Element position data
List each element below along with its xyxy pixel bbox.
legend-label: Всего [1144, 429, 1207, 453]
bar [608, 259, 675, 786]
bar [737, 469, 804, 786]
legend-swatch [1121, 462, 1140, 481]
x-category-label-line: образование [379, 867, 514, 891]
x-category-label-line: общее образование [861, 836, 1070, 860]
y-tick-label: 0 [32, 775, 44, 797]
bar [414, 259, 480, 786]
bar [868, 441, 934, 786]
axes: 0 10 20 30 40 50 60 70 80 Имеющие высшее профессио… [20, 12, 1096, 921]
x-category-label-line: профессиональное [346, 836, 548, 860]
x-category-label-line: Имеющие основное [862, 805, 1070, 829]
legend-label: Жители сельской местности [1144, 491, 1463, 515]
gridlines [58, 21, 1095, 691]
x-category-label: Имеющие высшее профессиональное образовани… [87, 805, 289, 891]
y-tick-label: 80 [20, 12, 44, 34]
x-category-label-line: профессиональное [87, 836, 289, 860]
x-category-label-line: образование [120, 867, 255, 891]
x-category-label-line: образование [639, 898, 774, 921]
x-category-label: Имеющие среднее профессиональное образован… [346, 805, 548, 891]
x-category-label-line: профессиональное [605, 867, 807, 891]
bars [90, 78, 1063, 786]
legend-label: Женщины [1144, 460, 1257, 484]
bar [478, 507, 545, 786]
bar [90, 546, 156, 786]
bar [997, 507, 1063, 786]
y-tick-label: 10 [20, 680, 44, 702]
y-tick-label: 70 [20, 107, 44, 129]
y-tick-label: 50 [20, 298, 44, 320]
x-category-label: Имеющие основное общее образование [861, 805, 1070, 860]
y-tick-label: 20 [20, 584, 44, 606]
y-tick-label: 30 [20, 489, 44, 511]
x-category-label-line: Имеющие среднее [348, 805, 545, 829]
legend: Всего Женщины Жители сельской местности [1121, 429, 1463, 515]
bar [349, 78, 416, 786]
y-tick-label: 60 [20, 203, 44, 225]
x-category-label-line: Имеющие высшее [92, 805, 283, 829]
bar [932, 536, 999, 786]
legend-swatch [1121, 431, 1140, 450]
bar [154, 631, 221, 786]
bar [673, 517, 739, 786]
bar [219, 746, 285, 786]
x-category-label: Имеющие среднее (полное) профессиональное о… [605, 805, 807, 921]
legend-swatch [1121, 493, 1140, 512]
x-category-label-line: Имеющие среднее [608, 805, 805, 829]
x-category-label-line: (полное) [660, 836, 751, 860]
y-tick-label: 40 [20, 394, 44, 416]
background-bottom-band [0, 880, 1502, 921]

§ **Exercise aim**: Substitute "y-axis-tick" for every "y-tick-label" in the items, starting with the first line and going on through the line with "legend-swatch [1121, 493, 1140, 512]". Write out those lines again with nothing else changed.

§ **Result of the task**:
List each element below along with its xyxy pixel bbox.
legend-label: Всего [1144, 429, 1207, 453]
bar [608, 259, 675, 786]
bar [737, 469, 804, 786]
legend-swatch [1121, 462, 1140, 481]
x-category-label-line: образование [379, 867, 514, 891]
x-category-label-line: общее образование [861, 836, 1070, 860]
y-axis-tick: 0 [32, 775, 44, 797]
bar [414, 259, 480, 786]
bar [868, 441, 934, 786]
axes: 0 10 20 30 40 50 60 70 80 Имеющие высшее профессио… [20, 12, 1096, 921]
x-category-label-line: профессиональное [346, 836, 548, 860]
x-category-label-line: Имеющие основное [862, 805, 1070, 829]
legend-label: Жители сельской местности [1144, 491, 1463, 515]
gridlines [58, 21, 1095, 691]
x-category-label: Имеющие высшее профессиональное образовани… [87, 805, 289, 891]
y-axis-tick: 80 [20, 12, 44, 34]
x-category-label-line: профессиональное [87, 836, 289, 860]
x-category-label-line: образование [120, 867, 255, 891]
x-category-label-line: образование [639, 898, 774, 921]
x-category-label: Имеющие среднее профессиональное образован… [346, 805, 548, 891]
x-category-label-line: профессиональное [605, 867, 807, 891]
bars [90, 78, 1063, 786]
legend-label: Женщины [1144, 460, 1257, 484]
bar [478, 507, 545, 786]
bar [90, 546, 156, 786]
bar [997, 507, 1063, 786]
y-axis-tick: 10 [20, 680, 44, 702]
y-axis-tick: 70 [20, 107, 44, 129]
y-axis-tick: 50 [20, 298, 44, 320]
x-category-label: Имеющие основное общее образование [861, 805, 1070, 860]
y-axis-tick: 20 [20, 584, 44, 606]
y-axis-tick: 30 [20, 489, 44, 511]
x-category-label-line: Имеющие среднее [348, 805, 545, 829]
legend: Всего Женщины Жители сельской местности [1121, 429, 1463, 515]
bar [349, 78, 416, 786]
y-axis-tick: 60 [20, 203, 44, 225]
x-category-label-line: Имеющие высшее [92, 805, 283, 829]
bar [932, 536, 999, 786]
legend-swatch [1121, 431, 1140, 450]
bar [154, 631, 221, 786]
bar [673, 517, 739, 786]
bar [219, 746, 285, 786]
x-category-label: Имеющие среднее (полное) профессиональное о… [605, 805, 807, 921]
legend-swatch [1121, 493, 1140, 512]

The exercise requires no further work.